▶ **PROBLEM DESCRIPTION**
Which lines of the records contain the word "Accession"? Show each of them.

▶ **SOURCE MATERIAL**

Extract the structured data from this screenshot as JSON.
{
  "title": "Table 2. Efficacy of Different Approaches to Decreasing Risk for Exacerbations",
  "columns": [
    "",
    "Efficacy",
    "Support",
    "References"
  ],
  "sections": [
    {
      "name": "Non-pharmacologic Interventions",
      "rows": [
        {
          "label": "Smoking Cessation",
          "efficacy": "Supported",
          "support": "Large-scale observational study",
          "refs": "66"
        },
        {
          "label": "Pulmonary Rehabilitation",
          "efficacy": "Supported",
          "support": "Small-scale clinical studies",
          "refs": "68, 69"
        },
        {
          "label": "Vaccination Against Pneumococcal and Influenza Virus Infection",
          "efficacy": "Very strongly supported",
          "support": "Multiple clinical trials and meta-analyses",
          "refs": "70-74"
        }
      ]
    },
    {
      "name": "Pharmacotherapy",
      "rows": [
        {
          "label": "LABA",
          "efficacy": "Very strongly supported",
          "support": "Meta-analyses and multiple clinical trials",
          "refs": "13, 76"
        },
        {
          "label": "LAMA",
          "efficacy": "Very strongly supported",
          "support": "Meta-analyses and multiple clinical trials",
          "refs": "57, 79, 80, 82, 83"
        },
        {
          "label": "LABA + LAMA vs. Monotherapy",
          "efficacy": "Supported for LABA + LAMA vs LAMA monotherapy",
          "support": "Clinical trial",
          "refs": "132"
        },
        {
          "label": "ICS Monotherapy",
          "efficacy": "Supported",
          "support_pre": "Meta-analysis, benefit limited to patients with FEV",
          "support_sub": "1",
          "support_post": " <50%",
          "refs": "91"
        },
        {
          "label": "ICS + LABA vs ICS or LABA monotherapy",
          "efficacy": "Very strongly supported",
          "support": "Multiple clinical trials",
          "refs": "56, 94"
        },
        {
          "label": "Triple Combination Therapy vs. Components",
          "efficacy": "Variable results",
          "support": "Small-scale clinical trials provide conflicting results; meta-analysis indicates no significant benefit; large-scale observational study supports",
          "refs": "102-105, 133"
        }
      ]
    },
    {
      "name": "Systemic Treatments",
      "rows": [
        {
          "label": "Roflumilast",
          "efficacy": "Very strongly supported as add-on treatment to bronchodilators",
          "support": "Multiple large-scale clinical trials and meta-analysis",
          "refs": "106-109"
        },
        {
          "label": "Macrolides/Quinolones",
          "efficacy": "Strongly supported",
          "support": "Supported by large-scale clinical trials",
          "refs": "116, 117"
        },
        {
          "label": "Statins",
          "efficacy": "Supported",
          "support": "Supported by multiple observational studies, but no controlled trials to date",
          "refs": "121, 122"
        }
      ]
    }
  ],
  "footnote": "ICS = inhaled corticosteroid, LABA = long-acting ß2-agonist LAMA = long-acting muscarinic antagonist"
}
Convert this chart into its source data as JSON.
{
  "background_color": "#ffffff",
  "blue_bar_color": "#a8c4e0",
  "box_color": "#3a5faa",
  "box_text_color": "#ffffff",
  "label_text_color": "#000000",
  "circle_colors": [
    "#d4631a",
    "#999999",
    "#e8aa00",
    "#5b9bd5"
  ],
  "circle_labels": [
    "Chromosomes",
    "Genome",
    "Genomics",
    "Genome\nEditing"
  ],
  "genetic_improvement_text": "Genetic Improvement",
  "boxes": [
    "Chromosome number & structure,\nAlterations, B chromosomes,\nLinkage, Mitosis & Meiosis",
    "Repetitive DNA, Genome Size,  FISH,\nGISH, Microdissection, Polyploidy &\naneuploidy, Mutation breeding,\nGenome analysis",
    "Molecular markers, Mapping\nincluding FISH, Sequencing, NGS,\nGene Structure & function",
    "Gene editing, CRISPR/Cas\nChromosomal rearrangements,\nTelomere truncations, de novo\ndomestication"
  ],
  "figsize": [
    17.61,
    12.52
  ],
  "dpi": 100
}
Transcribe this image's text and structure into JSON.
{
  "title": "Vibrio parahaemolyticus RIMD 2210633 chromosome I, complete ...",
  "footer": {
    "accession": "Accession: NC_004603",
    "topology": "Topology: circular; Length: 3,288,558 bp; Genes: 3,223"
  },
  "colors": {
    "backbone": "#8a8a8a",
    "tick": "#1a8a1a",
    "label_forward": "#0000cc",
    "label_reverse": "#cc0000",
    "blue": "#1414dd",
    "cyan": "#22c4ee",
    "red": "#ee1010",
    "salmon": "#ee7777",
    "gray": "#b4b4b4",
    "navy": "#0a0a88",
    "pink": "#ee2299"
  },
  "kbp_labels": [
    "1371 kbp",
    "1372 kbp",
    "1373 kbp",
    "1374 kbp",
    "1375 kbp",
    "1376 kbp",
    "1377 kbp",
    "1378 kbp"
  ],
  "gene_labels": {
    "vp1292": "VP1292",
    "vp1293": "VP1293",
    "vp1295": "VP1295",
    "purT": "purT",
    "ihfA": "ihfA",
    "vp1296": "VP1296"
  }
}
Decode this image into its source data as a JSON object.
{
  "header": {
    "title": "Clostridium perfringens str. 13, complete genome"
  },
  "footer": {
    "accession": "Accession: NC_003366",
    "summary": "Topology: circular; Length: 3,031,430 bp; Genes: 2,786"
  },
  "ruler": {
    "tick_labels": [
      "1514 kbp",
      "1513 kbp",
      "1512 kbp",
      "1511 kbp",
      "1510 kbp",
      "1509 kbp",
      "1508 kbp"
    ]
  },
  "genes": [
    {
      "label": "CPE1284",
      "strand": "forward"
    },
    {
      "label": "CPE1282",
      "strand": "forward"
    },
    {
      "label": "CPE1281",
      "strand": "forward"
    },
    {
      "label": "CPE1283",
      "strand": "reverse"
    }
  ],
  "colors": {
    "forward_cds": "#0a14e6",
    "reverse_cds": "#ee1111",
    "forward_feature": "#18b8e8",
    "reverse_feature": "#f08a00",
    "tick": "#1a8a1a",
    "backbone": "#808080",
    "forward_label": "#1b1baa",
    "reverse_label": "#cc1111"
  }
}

▶ **TASK RESULT**
    "accession": "Accession: NC_004603",
    "accession": "Accession: NC_003366",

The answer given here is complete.